▸ **PROBLEM TO WORK ON**: Pictures don't belong in the copy. Set down the lines from the one containing "Extract all the data from this chart as JSON." through the last line, exactly as they are.
┌────────
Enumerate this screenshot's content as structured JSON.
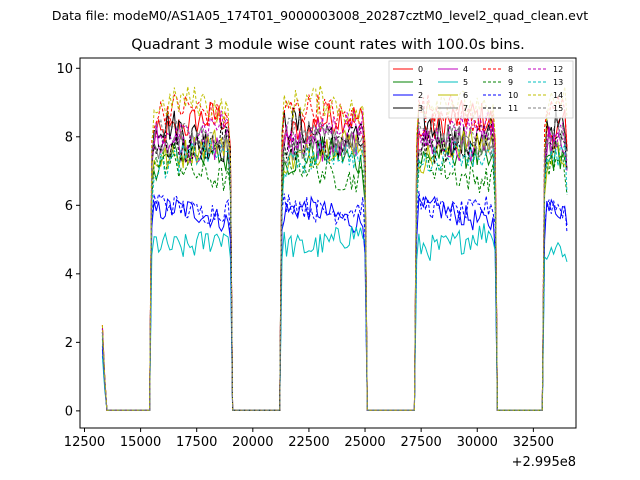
{
  "figure": {
    "suptitle": "Data file: modeM0/AS1A05_174T01_9000003008_20287cztM0_level2_quad_clean.evt"
  },
  "chart_data": {
    "type": "line",
    "title": "Quadrant 3 module wise count rates with 100.0s bins.",
    "xlabel": "",
    "ylabel": "",
    "x_offset_label": "+2.995e8",
    "xlim": [
      12300,
      34400
    ],
    "ylim": [
      -0.5,
      10.3
    ],
    "x_ticks": [
      12500,
      15000,
      17500,
      20000,
      22500,
      25000,
      27500,
      30000,
      32500
    ],
    "x_tick_labels": [
      "12500",
      "15000",
      "17500",
      "20000",
      "22500",
      "25000",
      "27500",
      "30000",
      "32500"
    ],
    "y_ticks": [
      0,
      2,
      4,
      6,
      8,
      10
    ],
    "y_tick_labels": [
      "0",
      "2",
      "4",
      "6",
      "8",
      "10"
    ],
    "grid": false,
    "legend_position": "top-right",
    "segments": [
      {
        "start": 15500,
        "end": 19000
      },
      {
        "start": 21300,
        "end": 25000
      },
      {
        "start": 27300,
        "end": 30800
      },
      {
        "start": 33000,
        "end": 34000
      }
    ],
    "gap_value": 0.02,
    "series": [
      {
        "name": "0",
        "color": "#ff0000",
        "dash": "solid",
        "level": 8.3,
        "noise": 0.5,
        "start_value": 2.5
      },
      {
        "name": "1",
        "color": "#008000",
        "dash": "solid",
        "level": 7.3,
        "noise": 0.45,
        "start_value": 2.3
      },
      {
        "name": "2",
        "color": "#0000ff",
        "dash": "solid",
        "level": 5.7,
        "noise": 0.35,
        "start_value": 1.8
      },
      {
        "name": "3",
        "color": "#000000",
        "dash": "solid",
        "level": 8.1,
        "noise": 0.55,
        "start_value": 2.4
      },
      {
        "name": "4",
        "color": "#bf00bf",
        "dash": "solid",
        "level": 7.9,
        "noise": 0.45,
        "start_value": 2.3
      },
      {
        "name": "5",
        "color": "#00bfbf",
        "dash": "solid",
        "level": 5.0,
        "noise": 0.4,
        "start_value": 1.6
      },
      {
        "name": "6",
        "color": "#bfbf00",
        "dash": "solid",
        "level": 7.6,
        "noise": 0.45,
        "start_value": 2.2
      },
      {
        "name": "7",
        "color": "#808080",
        "dash": "solid",
        "level": 7.7,
        "noise": 0.4,
        "start_value": 2.2
      },
      {
        "name": "8",
        "color": "#ff0000",
        "dash": "dashed",
        "level": 8.6,
        "noise": 0.45,
        "start_value": 2.5
      },
      {
        "name": "9",
        "color": "#008000",
        "dash": "dashed",
        "level": 7.0,
        "noise": 0.4,
        "start_value": 2.1
      },
      {
        "name": "10",
        "color": "#0000ff",
        "dash": "dashed",
        "level": 6.0,
        "noise": 0.35,
        "start_value": 1.9
      },
      {
        "name": "11",
        "color": "#000000",
        "dash": "dashed",
        "level": 7.9,
        "noise": 0.45,
        "start_value": 2.3
      },
      {
        "name": "12",
        "color": "#bf00bf",
        "dash": "dashed",
        "level": 8.2,
        "noise": 0.4,
        "start_value": 2.4
      },
      {
        "name": "13",
        "color": "#00bfbf",
        "dash": "dashed",
        "level": 7.3,
        "noise": 0.4,
        "start_value": 2.2
      },
      {
        "name": "14",
        "color": "#bfbf00",
        "dash": "dashed",
        "level": 8.8,
        "noise": 0.45,
        "start_value": 2.5
      },
      {
        "name": "15",
        "color": "#808080",
        "dash": "dashed",
        "level": 8.0,
        "noise": 0.4,
        "start_value": 2.3
      }
    ]
  }
}
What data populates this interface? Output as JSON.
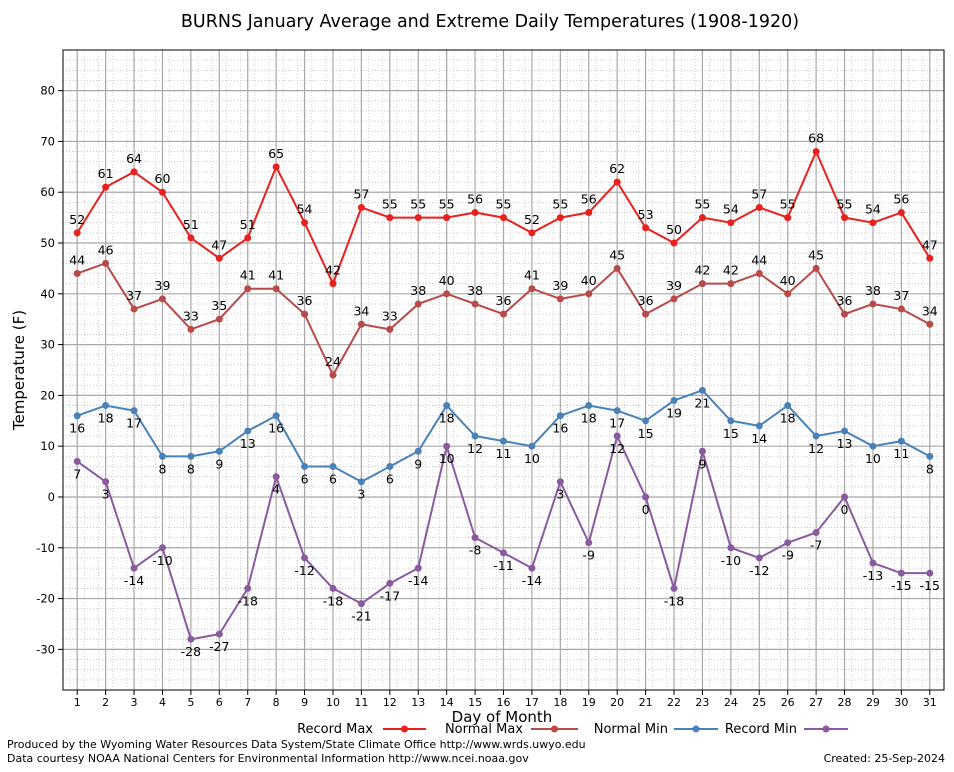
{
  "chart_data": {
    "type": "line",
    "title": "BURNS January Average and Extreme Daily Temperatures (1908-1920)",
    "xlabel": "Day of Month",
    "ylabel": "Temperature (F)",
    "x": [
      1,
      2,
      3,
      4,
      5,
      6,
      7,
      8,
      9,
      10,
      11,
      12,
      13,
      14,
      15,
      16,
      17,
      18,
      19,
      20,
      21,
      22,
      23,
      24,
      25,
      26,
      27,
      28,
      29,
      30,
      31
    ],
    "x_tick_labels": [
      "1",
      "2",
      "3",
      "4",
      "5",
      "6",
      "7",
      "8",
      "9",
      "10",
      "11",
      "12",
      "13",
      "14",
      "15",
      "16",
      "17",
      "18",
      "19",
      "20",
      "21",
      "22",
      "23",
      "24",
      "25",
      "26",
      "27",
      "28",
      "29",
      "30",
      "31"
    ],
    "ylim": [
      -38,
      88
    ],
    "y_ticks": [
      -30,
      -20,
      -10,
      0,
      10,
      20,
      30,
      40,
      50,
      60,
      70,
      80
    ],
    "y_tick_labels": [
      "-30",
      "-20",
      "-10",
      "0",
      "10",
      "20",
      "30",
      "40",
      "50",
      "60",
      "70",
      "80"
    ],
    "grid": true,
    "legend_position": "bottom",
    "series": [
      {
        "name": "Record Max",
        "color": "#e8201e",
        "label_position": "above",
        "values": [
          52,
          61,
          64,
          60,
          51,
          47,
          51,
          65,
          54,
          42,
          57,
          55,
          55,
          55,
          56,
          55,
          52,
          55,
          56,
          62,
          53,
          50,
          55,
          54,
          57,
          55,
          68,
          55,
          54,
          56,
          47
        ]
      },
      {
        "name": "Normal Max",
        "color": "#b84a4a",
        "label_position": "above",
        "values": [
          44,
          46,
          37,
          39,
          33,
          35,
          41,
          41,
          36,
          24,
          34,
          33,
          38,
          40,
          38,
          36,
          41,
          39,
          40,
          45,
          36,
          39,
          42,
          42,
          44,
          40,
          45,
          36,
          38,
          37,
          34
        ]
      },
      {
        "name": "Normal Min",
        "color": "#4a82b8",
        "label_position": "below",
        "values": [
          16,
          18,
          17,
          8,
          8,
          9,
          13,
          16,
          6,
          6,
          3,
          6,
          9,
          18,
          12,
          11,
          10,
          16,
          18,
          17,
          15,
          19,
          21,
          15,
          14,
          18,
          12,
          13,
          10,
          11,
          8
        ]
      },
      {
        "name": "Record Min",
        "color": "#8a5aa0",
        "label_position": "below",
        "values": [
          7,
          3,
          -14,
          -10,
          -28,
          -27,
          -18,
          4,
          -12,
          -18,
          -21,
          -17,
          -14,
          10,
          -8,
          -11,
          -14,
          3,
          -9,
          12,
          0,
          -18,
          9,
          -10,
          -12,
          -9,
          -7,
          0,
          -13,
          -15,
          -15
        ]
      }
    ]
  },
  "footer": {
    "produced_by": "Produced by the Wyoming Water Resources Data System/State Climate Office http://www.wrds.uwyo.edu",
    "data_courtesy": "Data courtesy NOAA National Centers for Environmental Information http://www.ncei.noaa.gov",
    "created": "Created: 25-Sep-2024"
  }
}
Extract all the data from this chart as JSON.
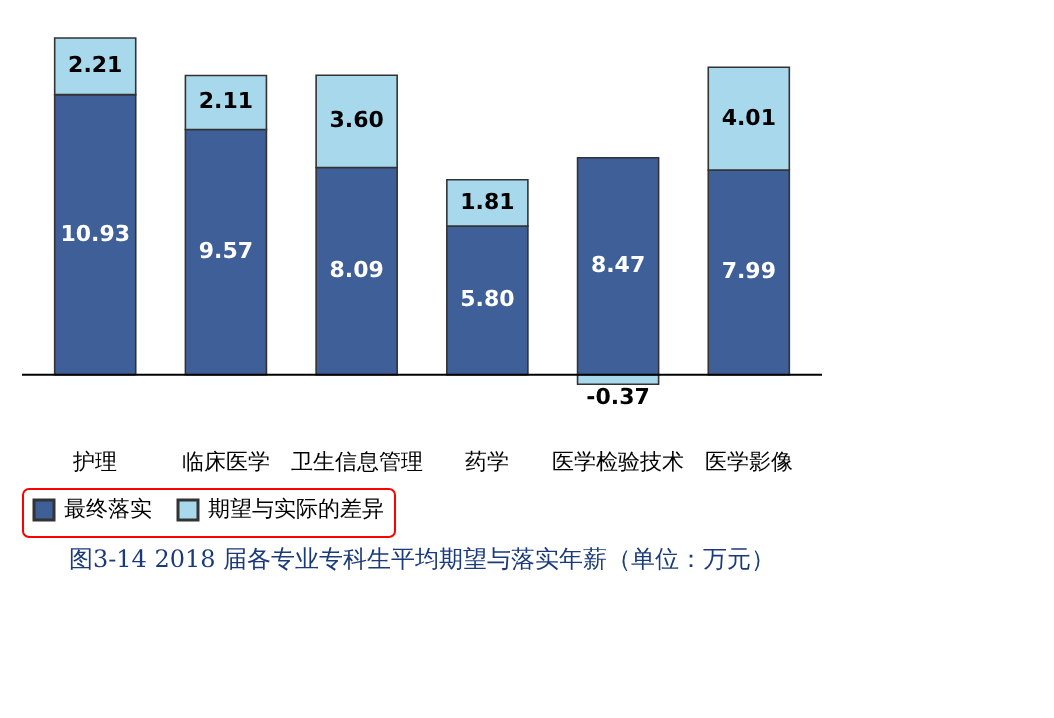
{
  "chart_data": {
    "type": "bar",
    "stacked": true,
    "title": "图3-14 2018 届各专业专科生平均期望与落实年薪（单位：万元）",
    "categories": [
      "护理",
      "临床医学",
      "卫生信息管理",
      "药学",
      "医学检验技术",
      "医学影像"
    ],
    "series": [
      {
        "name": "最终落实",
        "color": "#3e5f97",
        "values": [
          10.93,
          9.57,
          8.09,
          5.8,
          8.47,
          7.99
        ],
        "value_labels": [
          "10.93",
          "9.57",
          "8.09",
          "5.80",
          "8.47",
          "7.99"
        ]
      },
      {
        "name": "期望与实际的差异",
        "color": "#a8d8ec",
        "values": [
          2.21,
          2.11,
          3.6,
          1.81,
          -0.37,
          4.01
        ],
        "value_labels": [
          "2.21",
          "2.11",
          "3.60",
          "1.81",
          "-0.37",
          "4.01"
        ]
      }
    ],
    "tick_labels": "x",
    "legend": "bottom",
    "grid": false
  }
}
└────────
▸ **FINISHED ANSWER**:
Extract all the data from this chart as JSON.
{
  "chart_data": {
    "type": "bar",
    "stacked": true,
    "title": "图3-14 2018 届各专业专科生平均期望与落实年薪（单位：万元）",
    "categories": [
      "护理",
      "临床医学",
      "卫生信息管理",
      "药学",
      "医学检验技术",
      "医学影像"
    ],
    "series": [
      {
        "name": "最终落实",
        "color": "#3e5f97",
        "values": [
          10.93,
          9.57,
          8.09,
          5.8,
          8.47,
          7.99
        ],
        "value_labels": [
          "10.93",
          "9.57",
          "8.09",
          "5.80",
          "8.47",
          "7.99"
        ]
      },
      {
        "name": "期望与实际的差异",
        "color": "#a8d8ec",
        "values": [
          2.21,
          2.11,
          3.6,
          1.81,
          -0.37,
          4.01
        ],
        "value_labels": [
          "2.21",
          "2.11",
          "3.60",
          "1.81",
          "-0.37",
          "4.01"
        ]
      }
    ],
    "tick_labels": "x",
    "legend": "bottom",
    "grid": false
  }
}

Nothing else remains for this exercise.